● DATA:
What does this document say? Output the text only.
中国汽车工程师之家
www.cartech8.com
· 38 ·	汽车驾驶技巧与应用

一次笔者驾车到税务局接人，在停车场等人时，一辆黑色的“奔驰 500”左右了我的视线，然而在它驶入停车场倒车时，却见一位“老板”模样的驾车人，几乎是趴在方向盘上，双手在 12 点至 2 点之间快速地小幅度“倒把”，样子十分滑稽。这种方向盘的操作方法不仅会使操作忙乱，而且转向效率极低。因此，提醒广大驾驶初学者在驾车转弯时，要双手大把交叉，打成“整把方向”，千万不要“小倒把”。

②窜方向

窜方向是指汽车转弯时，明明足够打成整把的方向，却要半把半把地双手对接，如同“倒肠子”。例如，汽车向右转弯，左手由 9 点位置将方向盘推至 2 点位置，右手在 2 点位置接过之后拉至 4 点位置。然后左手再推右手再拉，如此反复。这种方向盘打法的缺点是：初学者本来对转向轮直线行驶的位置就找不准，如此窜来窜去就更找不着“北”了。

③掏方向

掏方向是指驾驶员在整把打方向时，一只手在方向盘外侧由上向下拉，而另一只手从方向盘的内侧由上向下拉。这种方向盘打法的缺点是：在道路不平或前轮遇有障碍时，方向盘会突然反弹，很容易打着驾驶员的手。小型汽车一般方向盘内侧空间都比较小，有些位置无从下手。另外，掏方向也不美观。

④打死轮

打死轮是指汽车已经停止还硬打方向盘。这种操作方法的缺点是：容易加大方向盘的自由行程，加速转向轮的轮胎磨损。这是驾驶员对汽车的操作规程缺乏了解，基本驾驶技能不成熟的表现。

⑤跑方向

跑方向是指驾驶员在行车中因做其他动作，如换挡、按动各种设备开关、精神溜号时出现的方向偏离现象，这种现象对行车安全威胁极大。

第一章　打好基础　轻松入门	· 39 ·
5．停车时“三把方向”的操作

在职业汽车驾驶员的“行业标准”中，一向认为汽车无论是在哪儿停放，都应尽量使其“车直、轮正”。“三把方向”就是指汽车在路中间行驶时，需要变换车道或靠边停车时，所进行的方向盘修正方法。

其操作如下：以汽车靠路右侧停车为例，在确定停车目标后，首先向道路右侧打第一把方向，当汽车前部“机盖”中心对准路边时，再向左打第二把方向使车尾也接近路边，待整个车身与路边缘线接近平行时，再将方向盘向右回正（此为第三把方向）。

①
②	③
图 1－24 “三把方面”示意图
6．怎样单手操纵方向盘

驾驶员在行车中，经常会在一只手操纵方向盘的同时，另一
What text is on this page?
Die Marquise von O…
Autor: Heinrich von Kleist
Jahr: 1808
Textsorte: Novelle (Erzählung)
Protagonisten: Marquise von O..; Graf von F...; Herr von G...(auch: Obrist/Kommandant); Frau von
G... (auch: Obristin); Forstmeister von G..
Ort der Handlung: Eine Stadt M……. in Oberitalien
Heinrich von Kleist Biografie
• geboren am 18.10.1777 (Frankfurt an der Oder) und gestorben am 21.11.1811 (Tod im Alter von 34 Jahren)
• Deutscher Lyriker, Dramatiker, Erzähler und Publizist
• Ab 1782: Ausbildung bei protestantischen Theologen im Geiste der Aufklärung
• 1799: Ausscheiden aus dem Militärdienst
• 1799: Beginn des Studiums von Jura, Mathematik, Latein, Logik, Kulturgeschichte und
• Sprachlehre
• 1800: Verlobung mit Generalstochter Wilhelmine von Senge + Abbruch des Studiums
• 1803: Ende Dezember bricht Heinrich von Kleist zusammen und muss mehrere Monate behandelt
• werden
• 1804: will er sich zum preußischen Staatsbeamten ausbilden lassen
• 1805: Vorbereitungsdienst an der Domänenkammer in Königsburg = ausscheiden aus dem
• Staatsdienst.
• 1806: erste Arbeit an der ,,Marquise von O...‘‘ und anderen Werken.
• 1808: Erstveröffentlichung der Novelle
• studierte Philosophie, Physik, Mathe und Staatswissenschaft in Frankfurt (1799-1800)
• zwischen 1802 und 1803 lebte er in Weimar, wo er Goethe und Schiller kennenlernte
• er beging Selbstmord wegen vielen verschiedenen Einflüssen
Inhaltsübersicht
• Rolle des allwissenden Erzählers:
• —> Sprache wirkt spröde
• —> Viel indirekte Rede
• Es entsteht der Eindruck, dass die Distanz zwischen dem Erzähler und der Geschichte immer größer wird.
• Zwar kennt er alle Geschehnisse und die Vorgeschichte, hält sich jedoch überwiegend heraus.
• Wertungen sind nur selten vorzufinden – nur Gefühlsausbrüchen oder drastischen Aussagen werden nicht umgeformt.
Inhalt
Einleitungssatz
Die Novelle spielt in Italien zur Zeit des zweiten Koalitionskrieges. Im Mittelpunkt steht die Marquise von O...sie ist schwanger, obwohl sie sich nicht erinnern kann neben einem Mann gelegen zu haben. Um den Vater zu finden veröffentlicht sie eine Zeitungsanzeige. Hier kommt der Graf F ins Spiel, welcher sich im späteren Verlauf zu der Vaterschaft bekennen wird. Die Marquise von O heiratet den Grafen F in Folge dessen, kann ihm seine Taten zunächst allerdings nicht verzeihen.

● YOUR INSTRUCTIONS: Output the listing above exactly as it appears.

● FULL ANSWER:
What does this document say? Output the text only.
中国汽车工程师之家
www.cartech8.com
· 38 ·	汽车驾驶技巧与应用

一次笔者驾车到税务局接人，在停车场等人时，一辆黑色的“奔驰 500”左右了我的视线，然而在它驶入停车场倒车时，却见一位“老板”模样的驾车人，几乎是趴在方向盘上，双手在 12 点至 2 点之间快速地小幅度“倒把”，样子十分滑稽。这种方向盘的操作方法不仅会使操作忙乱，而且转向效率极低。因此，提醒广大驾驶初学者在驾车转弯时，要双手大把交叉，打成“整把方向”，千万不要“小倒把”。

②窜方向

窜方向是指汽车转弯时，明明足够打成整把的方向，却要半把半把地双手对接，如同“倒肠子”。例如，汽车向右转弯，左手由 9 点位置将方向盘推至 2 点位置，右手在 2 点位置接过之后拉至 4 点位置。然后左手再推右手再拉，如此反复。这种方向盘打法的缺点是：初学者本来对转向轮直线行驶的位置就找不准，如此窜来窜去就更找不着“北”了。

③掏方向

掏方向是指驾驶员在整把打方向时，一只手在方向盘外侧由上向下拉，而另一只手从方向盘的内侧由上向下拉。这种方向盘打法的缺点是：在道路不平或前轮遇有障碍时，方向盘会突然反弹，很容易打着驾驶员的手。小型汽车一般方向盘内侧空间都比较小，有些位置无从下手。另外，掏方向也不美观。

④打死轮

打死轮是指汽车已经停止还硬打方向盘。这种操作方法的缺点是：容易加大方向盘的自由行程，加速转向轮的轮胎磨损。这是驾驶员对汽车的操作规程缺乏了解，基本驾驶技能不成熟的表现。

⑤跑方向

跑方向是指驾驶员在行车中因做其他动作，如换挡、按动各种设备开关、精神溜号时出现的方向偏离现象，这种现象对行车安全威胁极大。

第一章　打好基础　轻松入门	· 39 ·
5．停车时“三把方向”的操作

在职业汽车驾驶员的“行业标准”中，一向认为汽车无论是在哪儿停放，都应尽量使其“车直、轮正”。“三把方向”就是指汽车在路中间行驶时，需要变换车道或靠边停车时，所进行的方向盘修正方法。

其操作如下：以汽车靠路右侧停车为例，在确定停车目标后，首先向道路右侧打第一把方向，当汽车前部“机盖”中心对准路边时，再向左打第二把方向使车尾也接近路边，待整个车身与路边缘线接近平行时，再将方向盘向右回正（此为第三把方向）。

①
②	③
图 1－24 “三把方面”示意图
6．怎样单手操纵方向盘

驾驶员在行车中，经常会在一只手操纵方向盘的同时，另一
What text is on this page?
Die Marquise von O…
Autor: Heinrich von Kleist
Jahr: 1808
Textsorte: Novelle (Erzählung)
Protagonisten: Marquise von O..; Graf von F...; Herr von G...(auch: Obrist/Kommandant); Frau von
G... (auch: Obristin); Forstmeister von G..
Ort der Handlung: Eine Stadt M……. in Oberitalien
Heinrich von Kleist Biografie
• geboren am 18.10.1777 (Frankfurt an der Oder) und gestorben am 21.11.1811 (Tod im Alter von 34 Jahren)
• Deutscher Lyriker, Dramatiker, Erzähler und Publizist
• Ab 1782: Ausbildung bei protestantischen Theologen im Geiste der Aufklärung
• 1799: Ausscheiden aus dem Militärdienst
• 1799: Beginn des Studiums von Jura, Mathematik, Latein, Logik, Kulturgeschichte und
• Sprachlehre
• 1800: Verlobung mit Generalstochter Wilhelmine von Senge + Abbruch des Studiums
• 1803: Ende Dezember bricht Heinrich von Kleist zusammen und muss mehrere Monate behandelt
• werden
• 1804: will er sich zum preußischen Staatsbeamten ausbilden lassen
• 1805: Vorbereitungsdienst an der Domänenkammer in Königsburg = ausscheiden aus dem
• Staatsdienst.
• 1806: erste Arbeit an der ,,Marquise von O...‘‘ und anderen Werken.
• 1808: Erstveröffentlichung der Novelle
• studierte Philosophie, Physik, Mathe und Staatswissenschaft in Frankfurt (1799-1800)
• zwischen 1802 und 1803 lebte er in Weimar, wo er Goethe und Schiller kennenlernte
• er beging Selbstmord wegen vielen verschiedenen Einflüssen
Inhaltsübersicht
• Rolle des allwissenden Erzählers:
• —> Sprache wirkt spröde
• —> Viel indirekte Rede
• Es entsteht der Eindruck, dass die Distanz zwischen dem Erzähler und der Geschichte immer größer wird.
• Zwar kennt er alle Geschehnisse und die Vorgeschichte, hält sich jedoch überwiegend heraus.
• Wertungen sind nur selten vorzufinden – nur Gefühlsausbrüchen oder drastischen Aussagen werden nicht umgeformt.
Inhalt
Einleitungssatz
Die Novelle spielt in Italien zur Zeit des zweiten Koalitionskrieges. Im Mittelpunkt steht die Marquise von O...sie ist schwanger, obwohl sie sich nicht erinnern kann neben einem Mann gelegen zu haben. Um den Vater zu finden veröffentlicht sie eine Zeitungsanzeige. Hier kommt der Graf F ins Spiel, welcher sich im späteren Verlauf zu der Vaterschaft bekennen wird. Die Marquise von O heiratet den Grafen F in Folge dessen, kann ihm seine Taten zunächst allerdings nicht verzeihen.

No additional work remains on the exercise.